§ MATERIAL
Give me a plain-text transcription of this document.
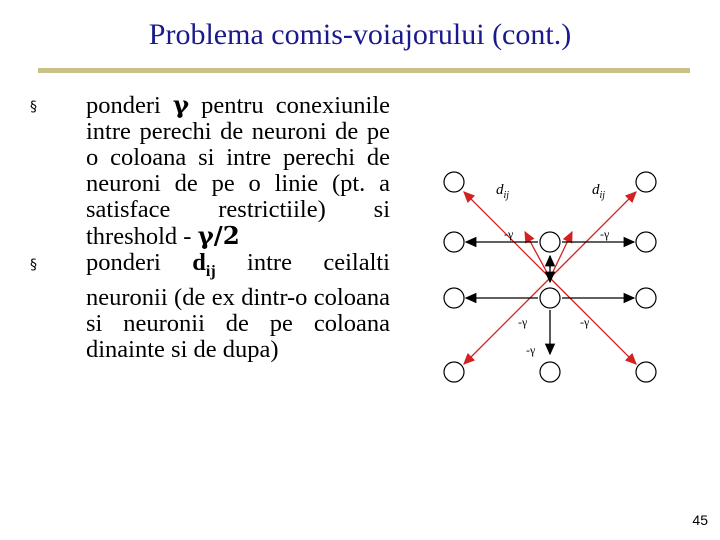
Problema comis-voiajorului (cont.)
§ ponderi γ pentru conexiunile intre perechi de neuroni de pe o coloana si intre perechi de neuroni de pe o linie (pt. a satisface restrictiile) si threshold - γ/2
§ ponderi $d_{ij}$ intre ceilalti neuronii (de ex dintr-o coloana si neuronii de pe coloana dinainte si de dupa)
$d_{ij}$	$d_{ij}$
-γ	-γ
-γ	-γ
-γ
45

§ THE REQUEST
Reproduce the data verbatim. Do not carry any picture into the copy.

§ RIGHT ANSWER
Give me a plain-text transcription of this document.
Problema comis-voiajorului (cont.)
§ ponderi γ pentru conexiunile intre perechi de neuroni de pe o coloana si intre perechi de neuroni de pe o linie (pt. a satisface restrictiile) si threshold - γ/2
§ ponderi $d_{ij}$ intre ceilalti neuronii (de ex dintr-o coloana si neuronii de pe coloana dinainte si de dupa)
$d_{ij}$	$d_{ij}$
-γ	-γ
-γ	-γ
-γ
45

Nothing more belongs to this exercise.